**EXERCISE INPUT:**
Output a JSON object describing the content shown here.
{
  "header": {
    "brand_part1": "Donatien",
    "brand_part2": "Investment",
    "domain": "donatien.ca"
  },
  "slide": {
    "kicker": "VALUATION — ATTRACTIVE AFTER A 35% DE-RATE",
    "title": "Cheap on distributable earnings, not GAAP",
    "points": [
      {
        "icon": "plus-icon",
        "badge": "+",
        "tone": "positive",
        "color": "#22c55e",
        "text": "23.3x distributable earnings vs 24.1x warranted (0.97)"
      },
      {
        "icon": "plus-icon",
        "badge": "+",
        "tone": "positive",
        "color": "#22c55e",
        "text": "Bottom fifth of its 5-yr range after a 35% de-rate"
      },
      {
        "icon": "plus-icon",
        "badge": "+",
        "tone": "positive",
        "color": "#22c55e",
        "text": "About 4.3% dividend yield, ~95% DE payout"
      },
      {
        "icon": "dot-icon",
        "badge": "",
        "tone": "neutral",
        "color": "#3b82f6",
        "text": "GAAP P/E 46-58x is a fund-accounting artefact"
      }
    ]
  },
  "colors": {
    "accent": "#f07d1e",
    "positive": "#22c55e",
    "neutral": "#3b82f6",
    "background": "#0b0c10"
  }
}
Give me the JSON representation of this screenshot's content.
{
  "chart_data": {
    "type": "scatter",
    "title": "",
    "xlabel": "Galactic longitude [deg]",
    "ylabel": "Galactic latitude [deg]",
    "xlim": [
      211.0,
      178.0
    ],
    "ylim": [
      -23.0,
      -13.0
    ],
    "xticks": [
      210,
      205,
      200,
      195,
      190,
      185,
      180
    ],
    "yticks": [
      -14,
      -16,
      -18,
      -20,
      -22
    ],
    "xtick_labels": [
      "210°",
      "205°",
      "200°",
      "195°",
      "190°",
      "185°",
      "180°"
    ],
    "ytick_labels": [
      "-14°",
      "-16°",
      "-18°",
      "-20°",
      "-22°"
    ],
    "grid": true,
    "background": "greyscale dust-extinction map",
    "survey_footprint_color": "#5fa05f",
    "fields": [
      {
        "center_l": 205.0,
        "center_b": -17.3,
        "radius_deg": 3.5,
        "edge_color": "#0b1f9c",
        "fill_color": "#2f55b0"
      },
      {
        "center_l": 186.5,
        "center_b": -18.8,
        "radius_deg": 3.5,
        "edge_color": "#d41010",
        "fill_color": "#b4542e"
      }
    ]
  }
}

**WHAT IS NEEDED:** Reproduce all of the entries word for word.

**EXPECTED ANSWER:**
Output a JSON object describing the content shown here.
{
  "header": {
    "brand_part1": "Donatien",
    "brand_part2": "Investment",
    "domain": "donatien.ca"
  },
  "slide": {
    "kicker": "VALUATION — ATTRACTIVE AFTER A 35% DE-RATE",
    "title": "Cheap on distributable earnings, not GAAP",
    "points": [
      {
        "icon": "plus-icon",
        "badge": "+",
        "tone": "positive",
        "color": "#22c55e",
        "text": "23.3x distributable earnings vs 24.1x warranted (0.97)"
      },
      {
        "icon": "plus-icon",
        "badge": "+",
        "tone": "positive",
        "color": "#22c55e",
        "text": "Bottom fifth of its 5-yr range after a 35% de-rate"
      },
      {
        "icon": "plus-icon",
        "badge": "+",
        "tone": "positive",
        "color": "#22c55e",
        "text": "About 4.3% dividend yield, ~95% DE payout"
      },
      {
        "icon": "dot-icon",
        "badge": "",
        "tone": "neutral",
        "color": "#3b82f6",
        "text": "GAAP P/E 46-58x is a fund-accounting artefact"
      }
    ]
  },
  "colors": {
    "accent": "#f07d1e",
    "positive": "#22c55e",
    "neutral": "#3b82f6",
    "background": "#0b0c10"
  }
}
Give me the JSON representation of this screenshot's content.
{
  "chart_data": {
    "type": "scatter",
    "title": "",
    "xlabel": "Galactic longitude [deg]",
    "ylabel": "Galactic latitude [deg]",
    "xlim": [
      211.0,
      178.0
    ],
    "ylim": [
      -23.0,
      -13.0
    ],
    "xticks": [
      210,
      205,
      200,
      195,
      190,
      185,
      180
    ],
    "yticks": [
      -14,
      -16,
      -18,
      -20,
      -22
    ],
    "xtick_labels": [
      "210°",
      "205°",
      "200°",
      "195°",
      "190°",
      "185°",
      "180°"
    ],
    "ytick_labels": [
      "-14°",
      "-16°",
      "-18°",
      "-20°",
      "-22°"
    ],
    "grid": true,
    "background": "greyscale dust-extinction map",
    "survey_footprint_color": "#5fa05f",
    "fields": [
      {
        "center_l": 205.0,
        "center_b": -17.3,
        "radius_deg": 3.5,
        "edge_color": "#0b1f9c",
        "fill_color": "#2f55b0"
      },
      {
        "center_l": 186.5,
        "center_b": -18.8,
        "radius_deg": 3.5,
        "edge_color": "#d41010",
        "fill_color": "#b4542e"
      }
    ]
  }
}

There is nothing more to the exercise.